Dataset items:
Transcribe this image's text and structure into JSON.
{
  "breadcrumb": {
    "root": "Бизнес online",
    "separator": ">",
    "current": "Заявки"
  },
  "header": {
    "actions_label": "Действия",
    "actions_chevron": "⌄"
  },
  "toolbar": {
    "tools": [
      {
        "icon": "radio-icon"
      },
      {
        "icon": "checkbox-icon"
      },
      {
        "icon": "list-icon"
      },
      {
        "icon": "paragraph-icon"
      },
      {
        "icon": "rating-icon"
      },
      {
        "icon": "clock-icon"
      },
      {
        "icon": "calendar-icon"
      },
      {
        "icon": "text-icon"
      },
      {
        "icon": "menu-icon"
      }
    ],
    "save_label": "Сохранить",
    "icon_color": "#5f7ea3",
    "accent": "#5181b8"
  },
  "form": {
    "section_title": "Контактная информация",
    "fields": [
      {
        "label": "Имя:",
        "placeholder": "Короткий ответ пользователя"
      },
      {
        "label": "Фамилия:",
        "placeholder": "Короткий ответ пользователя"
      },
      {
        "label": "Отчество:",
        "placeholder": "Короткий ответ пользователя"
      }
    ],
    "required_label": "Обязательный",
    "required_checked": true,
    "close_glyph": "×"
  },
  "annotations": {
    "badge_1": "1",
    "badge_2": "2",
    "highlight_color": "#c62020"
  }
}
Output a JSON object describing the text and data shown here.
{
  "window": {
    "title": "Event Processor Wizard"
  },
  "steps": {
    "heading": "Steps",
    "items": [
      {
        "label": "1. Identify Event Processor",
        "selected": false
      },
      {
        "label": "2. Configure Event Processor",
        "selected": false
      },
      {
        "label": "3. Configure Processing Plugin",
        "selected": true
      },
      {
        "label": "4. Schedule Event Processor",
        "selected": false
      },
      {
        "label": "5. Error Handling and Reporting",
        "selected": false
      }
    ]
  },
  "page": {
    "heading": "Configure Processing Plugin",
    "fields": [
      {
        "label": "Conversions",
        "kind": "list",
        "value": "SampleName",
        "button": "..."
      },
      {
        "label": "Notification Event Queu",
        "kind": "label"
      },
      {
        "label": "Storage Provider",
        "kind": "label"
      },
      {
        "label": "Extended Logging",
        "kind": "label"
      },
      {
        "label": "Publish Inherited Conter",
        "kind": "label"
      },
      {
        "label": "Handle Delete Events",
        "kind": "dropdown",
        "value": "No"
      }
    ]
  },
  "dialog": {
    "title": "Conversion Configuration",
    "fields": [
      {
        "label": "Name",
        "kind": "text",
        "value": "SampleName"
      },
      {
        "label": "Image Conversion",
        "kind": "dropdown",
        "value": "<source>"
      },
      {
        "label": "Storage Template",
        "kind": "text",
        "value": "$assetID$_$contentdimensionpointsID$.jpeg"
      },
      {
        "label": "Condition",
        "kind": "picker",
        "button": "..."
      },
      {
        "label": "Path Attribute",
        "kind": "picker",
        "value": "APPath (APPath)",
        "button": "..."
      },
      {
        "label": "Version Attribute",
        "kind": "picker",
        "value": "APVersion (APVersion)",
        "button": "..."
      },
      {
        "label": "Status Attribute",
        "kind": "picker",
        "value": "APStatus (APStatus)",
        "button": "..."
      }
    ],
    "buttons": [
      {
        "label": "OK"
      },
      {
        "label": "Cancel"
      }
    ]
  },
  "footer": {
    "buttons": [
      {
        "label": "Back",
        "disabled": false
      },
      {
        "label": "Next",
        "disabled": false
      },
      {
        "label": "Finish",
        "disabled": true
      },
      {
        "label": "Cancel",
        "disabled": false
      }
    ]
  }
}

==

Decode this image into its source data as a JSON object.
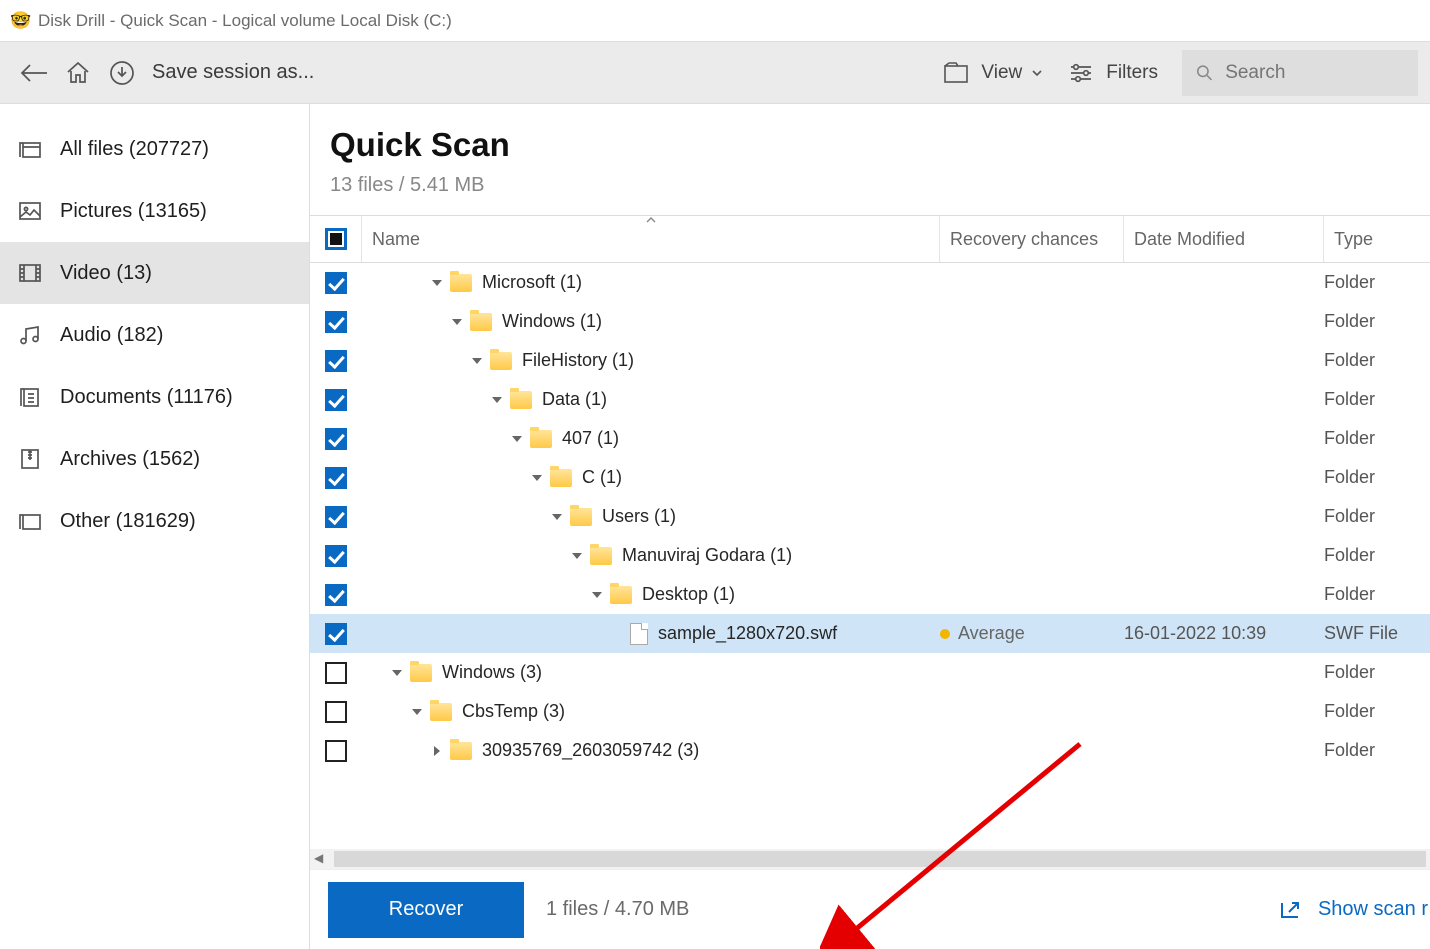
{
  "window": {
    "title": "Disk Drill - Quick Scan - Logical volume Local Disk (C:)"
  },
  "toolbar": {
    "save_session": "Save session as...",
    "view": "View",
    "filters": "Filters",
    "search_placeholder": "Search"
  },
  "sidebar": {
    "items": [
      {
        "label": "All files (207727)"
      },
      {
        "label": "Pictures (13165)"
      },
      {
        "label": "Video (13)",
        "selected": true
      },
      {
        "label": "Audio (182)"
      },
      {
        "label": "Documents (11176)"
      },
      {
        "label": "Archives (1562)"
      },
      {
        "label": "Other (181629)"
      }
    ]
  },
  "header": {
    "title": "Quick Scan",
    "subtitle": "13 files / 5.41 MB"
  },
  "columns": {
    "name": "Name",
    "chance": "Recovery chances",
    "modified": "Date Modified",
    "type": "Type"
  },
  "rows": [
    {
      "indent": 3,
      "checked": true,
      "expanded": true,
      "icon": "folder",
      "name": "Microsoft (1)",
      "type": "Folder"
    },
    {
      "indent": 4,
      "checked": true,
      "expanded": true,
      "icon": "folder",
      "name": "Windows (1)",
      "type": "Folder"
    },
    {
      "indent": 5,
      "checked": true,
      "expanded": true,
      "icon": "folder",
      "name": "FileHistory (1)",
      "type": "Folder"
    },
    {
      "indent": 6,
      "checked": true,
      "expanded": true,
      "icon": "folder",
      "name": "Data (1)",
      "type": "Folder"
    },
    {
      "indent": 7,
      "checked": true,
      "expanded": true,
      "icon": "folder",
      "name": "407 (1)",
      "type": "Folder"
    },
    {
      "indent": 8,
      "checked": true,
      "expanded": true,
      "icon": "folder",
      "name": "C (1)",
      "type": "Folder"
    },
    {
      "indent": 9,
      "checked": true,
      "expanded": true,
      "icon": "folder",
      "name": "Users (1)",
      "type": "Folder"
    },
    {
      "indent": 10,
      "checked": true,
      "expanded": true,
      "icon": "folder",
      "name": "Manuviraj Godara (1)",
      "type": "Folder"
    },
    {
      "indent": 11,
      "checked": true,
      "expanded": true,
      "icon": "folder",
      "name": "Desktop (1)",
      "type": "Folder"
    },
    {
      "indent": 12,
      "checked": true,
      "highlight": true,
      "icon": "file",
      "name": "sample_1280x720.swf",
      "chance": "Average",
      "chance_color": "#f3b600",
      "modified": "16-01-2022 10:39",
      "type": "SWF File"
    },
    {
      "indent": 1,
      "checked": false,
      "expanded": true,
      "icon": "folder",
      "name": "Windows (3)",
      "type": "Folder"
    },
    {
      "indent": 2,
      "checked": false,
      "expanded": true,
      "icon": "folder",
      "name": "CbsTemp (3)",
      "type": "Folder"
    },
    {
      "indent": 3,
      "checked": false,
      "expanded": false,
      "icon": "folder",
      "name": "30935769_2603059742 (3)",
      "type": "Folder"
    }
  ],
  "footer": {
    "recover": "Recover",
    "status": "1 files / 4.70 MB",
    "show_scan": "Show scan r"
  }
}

--

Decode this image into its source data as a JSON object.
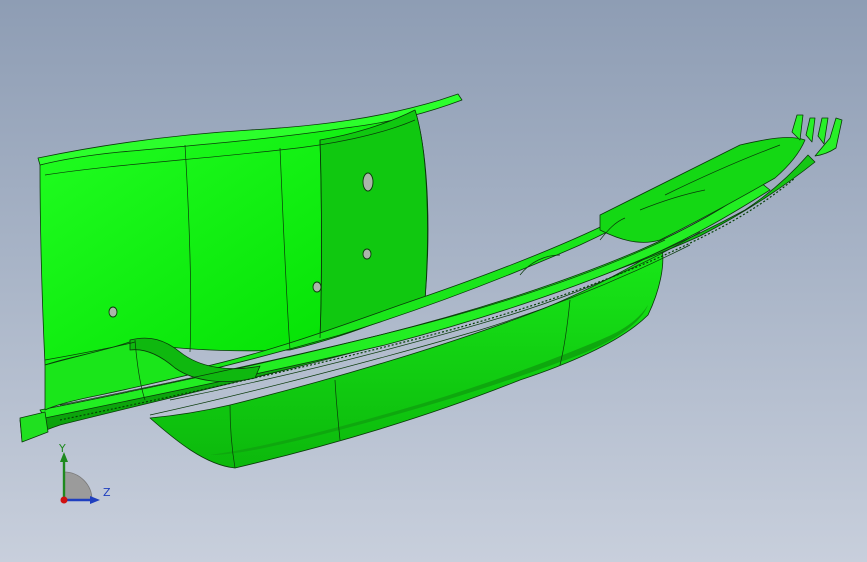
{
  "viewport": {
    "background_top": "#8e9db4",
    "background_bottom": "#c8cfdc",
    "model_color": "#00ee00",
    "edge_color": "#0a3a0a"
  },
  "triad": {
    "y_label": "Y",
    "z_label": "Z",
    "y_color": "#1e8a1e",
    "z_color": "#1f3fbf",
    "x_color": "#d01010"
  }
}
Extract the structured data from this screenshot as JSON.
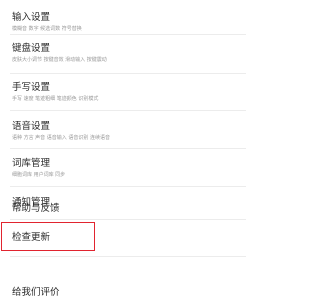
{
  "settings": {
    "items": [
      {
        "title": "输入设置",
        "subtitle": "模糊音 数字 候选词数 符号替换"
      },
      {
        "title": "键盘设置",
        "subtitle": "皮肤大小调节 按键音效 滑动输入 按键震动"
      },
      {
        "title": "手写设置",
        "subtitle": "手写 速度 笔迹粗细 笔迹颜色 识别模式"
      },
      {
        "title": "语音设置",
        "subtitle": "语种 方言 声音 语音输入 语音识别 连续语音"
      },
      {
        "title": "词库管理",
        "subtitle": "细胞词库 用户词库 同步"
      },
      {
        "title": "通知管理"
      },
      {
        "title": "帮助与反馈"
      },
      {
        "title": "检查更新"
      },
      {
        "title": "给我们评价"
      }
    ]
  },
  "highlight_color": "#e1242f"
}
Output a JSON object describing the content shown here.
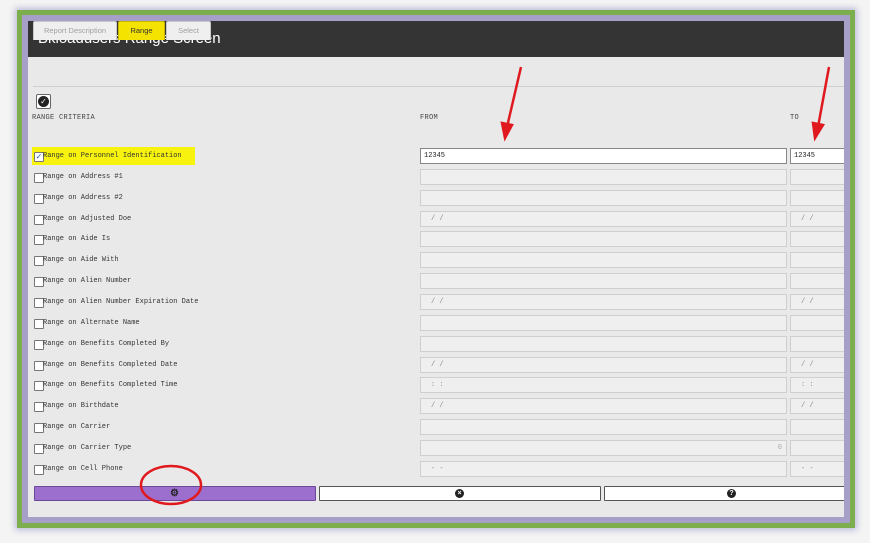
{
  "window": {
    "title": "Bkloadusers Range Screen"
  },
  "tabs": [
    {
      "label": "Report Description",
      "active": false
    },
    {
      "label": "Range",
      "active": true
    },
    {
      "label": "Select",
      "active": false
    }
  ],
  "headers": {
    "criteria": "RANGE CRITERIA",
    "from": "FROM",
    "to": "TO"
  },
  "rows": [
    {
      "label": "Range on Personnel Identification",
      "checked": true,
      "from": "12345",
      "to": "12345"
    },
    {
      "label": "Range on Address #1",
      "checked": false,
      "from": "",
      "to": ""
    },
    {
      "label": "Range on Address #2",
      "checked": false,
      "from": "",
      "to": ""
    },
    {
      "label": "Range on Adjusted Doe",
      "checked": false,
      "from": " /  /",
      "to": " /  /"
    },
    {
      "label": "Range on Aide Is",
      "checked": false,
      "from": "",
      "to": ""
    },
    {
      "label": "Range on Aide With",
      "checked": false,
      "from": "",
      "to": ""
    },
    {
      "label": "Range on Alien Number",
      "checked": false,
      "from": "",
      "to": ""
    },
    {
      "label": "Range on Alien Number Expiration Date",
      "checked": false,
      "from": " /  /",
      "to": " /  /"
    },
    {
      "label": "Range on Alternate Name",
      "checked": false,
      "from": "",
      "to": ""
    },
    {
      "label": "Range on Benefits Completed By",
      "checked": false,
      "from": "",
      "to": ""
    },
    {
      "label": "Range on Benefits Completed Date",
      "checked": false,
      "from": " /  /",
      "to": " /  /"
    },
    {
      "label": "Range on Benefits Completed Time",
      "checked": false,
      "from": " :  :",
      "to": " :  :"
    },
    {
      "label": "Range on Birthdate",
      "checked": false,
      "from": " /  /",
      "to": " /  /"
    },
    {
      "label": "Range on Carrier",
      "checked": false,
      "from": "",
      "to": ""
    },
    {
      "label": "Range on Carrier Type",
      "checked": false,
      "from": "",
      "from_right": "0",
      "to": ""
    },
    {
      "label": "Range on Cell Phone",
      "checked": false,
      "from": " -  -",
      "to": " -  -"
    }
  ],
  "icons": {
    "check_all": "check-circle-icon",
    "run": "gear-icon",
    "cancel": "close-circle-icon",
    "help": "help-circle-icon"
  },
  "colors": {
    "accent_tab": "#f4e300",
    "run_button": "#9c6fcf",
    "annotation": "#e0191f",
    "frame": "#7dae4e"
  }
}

The request: Give only the number of lines in the material above where the string "Carrier" appears.

Complete output: 2